══ Entries ══

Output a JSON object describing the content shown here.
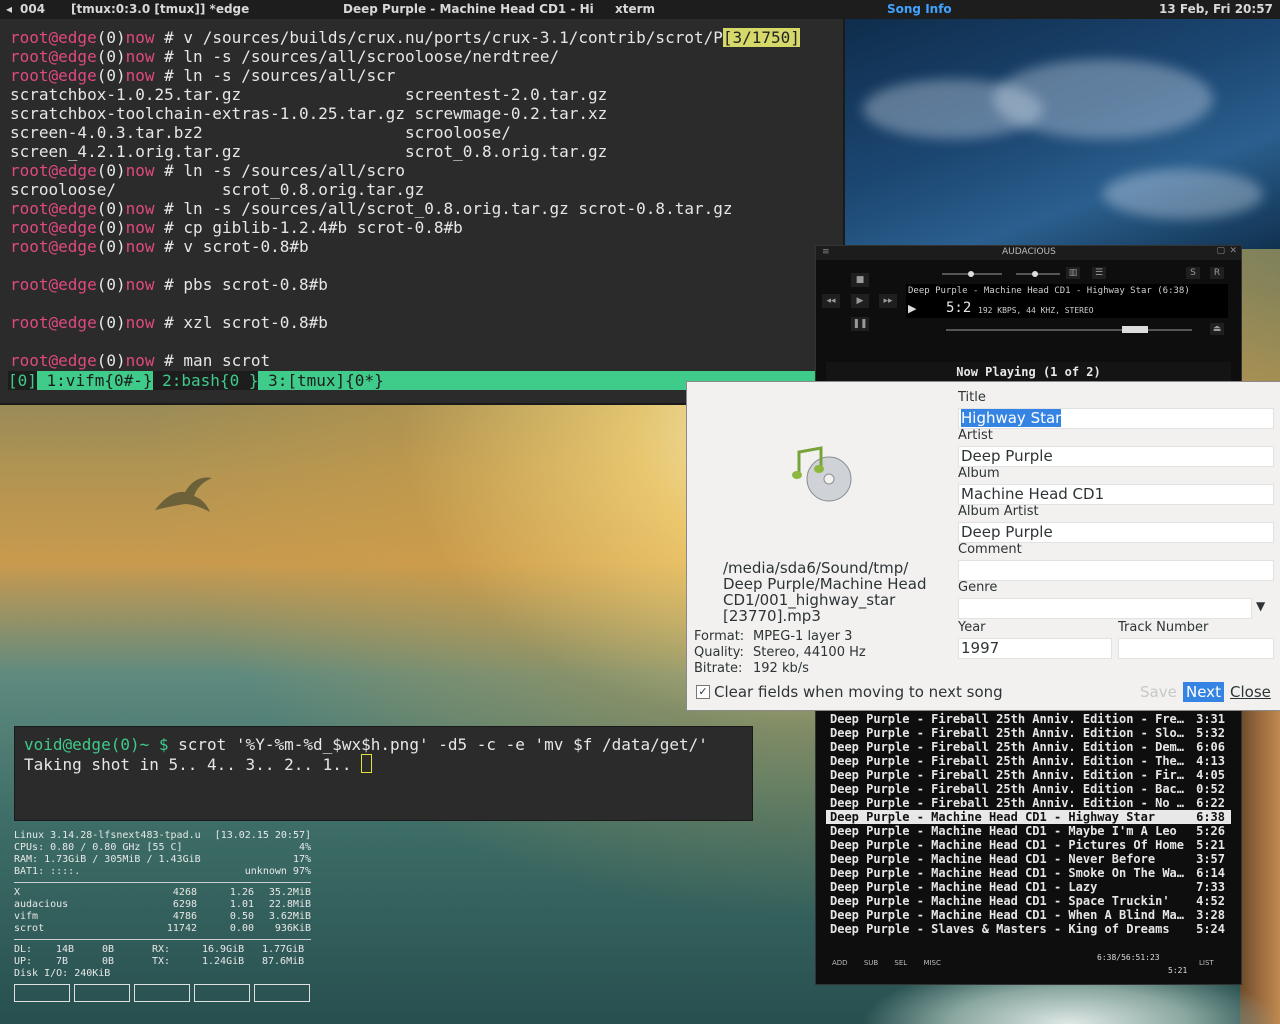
{
  "panel": {
    "workspace": "004",
    "window1": "[tmux:0:3.0 [tmux]] *edge",
    "window2": "Deep Purple - Machine Head CD1 - Hi",
    "window3": "xterm",
    "window4": "Song Info",
    "clock": "13 Feb, Fri 20:57"
  },
  "tmux": {
    "prompt_user": "root@edge",
    "prompt_num": "(0)",
    "prompt_now": "now",
    "prompt_hash": " # ",
    "lines": [
      {
        "cmd": "v /sources/builds/crux.nu/ports/crux-3.1/contrib/scrot/P",
        "badge": "[3/1750]"
      },
      {
        "cmd": "ln -s /sources/all/scrooloose/nerdtree/"
      },
      {
        "cmd": "ln -s /sources/all/scr"
      },
      {
        "out": "scratchbox-1.0.25.tar.gz                 screentest-2.0.tar.gz"
      },
      {
        "out": "scratchbox-toolchain-extras-1.0.25.tar.gz screwmage-0.2.tar.xz"
      },
      {
        "out": "screen-4.0.3.tar.bz2                     scrooloose/"
      },
      {
        "out": "screen_4.2.1.orig.tar.gz                 scrot_0.8.orig.tar.gz"
      },
      {
        "cmd": "ln -s /sources/all/scro"
      },
      {
        "out": "scrooloose/           scrot_0.8.orig.tar.gz"
      },
      {
        "cmd": "ln -s /sources/all/scrot_0.8.orig.tar.gz scrot-0.8.tar.gz"
      },
      {
        "cmd": "cp giblib-1.2.4#b scrot-0.8#b"
      },
      {
        "cmd": "v scrot-0.8#b"
      },
      {
        "blank": true
      },
      {
        "cmd": "pbs scrot-0.8#b"
      },
      {
        "blank": true
      },
      {
        "cmd": "xzl scrot-0.8#b"
      },
      {
        "blank": true
      },
      {
        "cmd": "man scrot"
      }
    ],
    "status_session": "[0]",
    "status_win1": " 1:vifm{0#-}",
    "status_win2": " 2:bash{0 }",
    "status_win3": " 3:[tmux]{0*}"
  },
  "xterm": {
    "prompt": "void@edge(0)~ $ ",
    "command": "scrot '%Y-%m-%d_$wx$h.png' -d5 -c -e 'mv $f /data/get/'",
    "output": "Taking shot in 5.. 4.. 3.. 2.. 1.. "
  },
  "conky": {
    "sys": [
      [
        "Linux 3.14.28-lfsnext483-tpad.u",
        "[13.02.15 20:57]"
      ],
      [
        "CPUs: 0.80 / 0.80 GHz [55 C]",
        "4%"
      ],
      [
        "RAM: 1.73GiB / 305MiB  / 1.43GiB",
        "17%"
      ],
      [
        "BAT1:  ::::.",
        "unknown 97%"
      ]
    ],
    "procs": [
      [
        "X",
        "4268",
        "1.26",
        "35.2MiB"
      ],
      [
        "audacious",
        "6298",
        "1.01",
        "22.8MiB"
      ],
      [
        "vifm",
        "4786",
        "0.50",
        "3.62MiB"
      ],
      [
        "scrot",
        "11742",
        "0.00",
        "936KiB"
      ]
    ],
    "net": [
      [
        "DL:",
        "14B",
        "0B",
        "RX:",
        "16.9GiB",
        "1.77GiB"
      ],
      [
        "UP:",
        "7B",
        "0B",
        "TX:",
        "1.24GiB",
        "87.6MiB"
      ]
    ],
    "disk": "Disk I/O: 240KiB"
  },
  "audacious": {
    "logo": "AUDACIOUS",
    "lcd_song": "Deep Purple - Machine Head CD1 - Highway Star (6:38)",
    "lcd_time": "5:2",
    "lcd_info": "192 KBPS, 44 KHZ, STEREO",
    "now_playing": "Now Playing (1 of 2)",
    "playlist": [
      {
        "t": "Deep Purple - Fireball 25th Anniv. Edition - Fre…",
        "d": "3:31"
      },
      {
        "t": "Deep Purple - Fireball 25th Anniv. Edition - Slo…",
        "d": "5:32"
      },
      {
        "t": "Deep Purple - Fireball 25th Anniv. Edition - Dem…",
        "d": "6:06"
      },
      {
        "t": "Deep Purple - Fireball 25th Anniv. Edition - The…",
        "d": "4:13"
      },
      {
        "t": "Deep Purple - Fireball 25th Anniv. Edition - Fir…",
        "d": "4:05"
      },
      {
        "t": "Deep Purple - Fireball 25th Anniv. Edition - Bac…",
        "d": "0:52"
      },
      {
        "t": "Deep Purple - Fireball 25th Anniv. Edition - No …",
        "d": "6:22"
      },
      {
        "t": "Deep Purple - Machine Head CD1 - Highway Star",
        "d": "6:38",
        "selected": true
      },
      {
        "t": "Deep Purple - Machine Head CD1 - Maybe I'm A Leo",
        "d": "5:26"
      },
      {
        "t": "Deep Purple - Machine Head CD1 - Pictures Of Home",
        "d": "5:21"
      },
      {
        "t": "Deep Purple - Machine Head CD1 - Never Before",
        "d": "3:57"
      },
      {
        "t": "Deep Purple - Machine Head CD1 - Smoke On The Wa…",
        "d": "6:14"
      },
      {
        "t": "Deep Purple - Machine Head CD1 - Lazy",
        "d": "7:33"
      },
      {
        "t": "Deep Purple - Machine Head CD1 - Space Truckin'",
        "d": "4:52"
      },
      {
        "t": "Deep Purple - Machine Head CD1 - When A Blind Ma…",
        "d": "3:28"
      },
      {
        "t": "Deep Purple - Slaves & Masters - King of Dreams",
        "d": "5:24"
      }
    ],
    "bottom": {
      "add": "ADD",
      "sub": "SUB",
      "sel": "SEL",
      "misc": "MISC",
      "list": "LIST",
      "total": "6:38/56:51:23",
      "elapsed": "5:21"
    }
  },
  "song_info": {
    "title_label": "Title",
    "title_value": "Highway Star",
    "artist_label": "Artist",
    "artist_value": "Deep Purple",
    "album_label": "Album",
    "album_value": "Machine Head CD1",
    "album_artist_label": "Album Artist",
    "album_artist_value": "Deep Purple",
    "comment_label": "Comment",
    "comment_value": "",
    "genre_label": "Genre",
    "genre_value": "",
    "year_label": "Year",
    "year_value": "1997",
    "track_label": "Track Number",
    "track_value": "",
    "path_lines": [
      "/media/sda6/Sound/tmp/",
      "Deep Purple/Machine Head",
      "CD1/001_highway_star",
      "[23770].mp3"
    ],
    "format_key": "Format:",
    "format_val": "MPEG-1 layer 3",
    "quality_key": "Quality:",
    "quality_val": "Stereo, 44100 Hz",
    "bitrate_key": "Bitrate:",
    "bitrate_val": "192 kb/s",
    "clear_label": "Clear fields when moving to next song",
    "save": "Save",
    "next": "Next",
    "close": "Close"
  },
  "colors": {
    "prompt": "#e0497f",
    "status_bar": "#3fcb8a",
    "accent": "#3584e4",
    "active_panel": "#3fa3ff"
  }
}
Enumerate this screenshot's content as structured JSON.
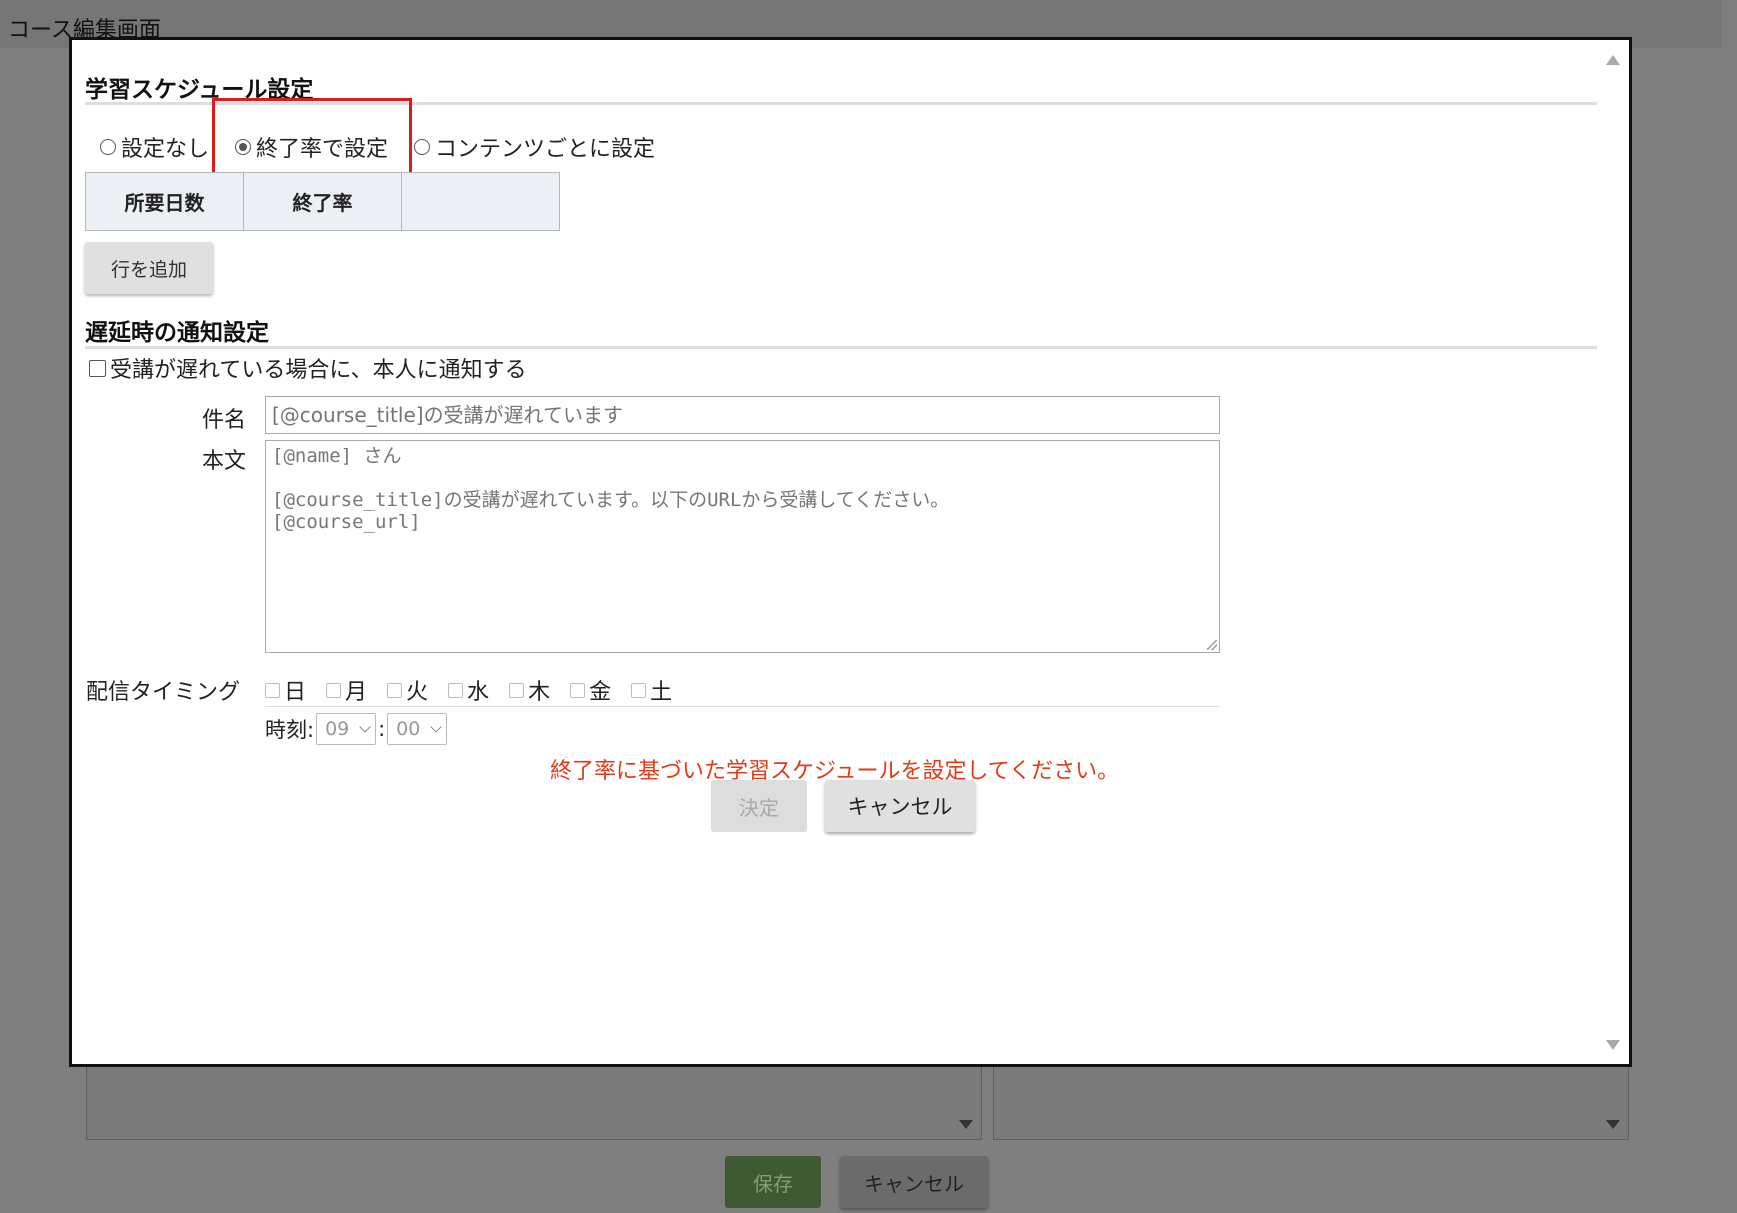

═══

Only the number is wanted: how many lines in the entries above contain the string "sources"?

#### Solution
5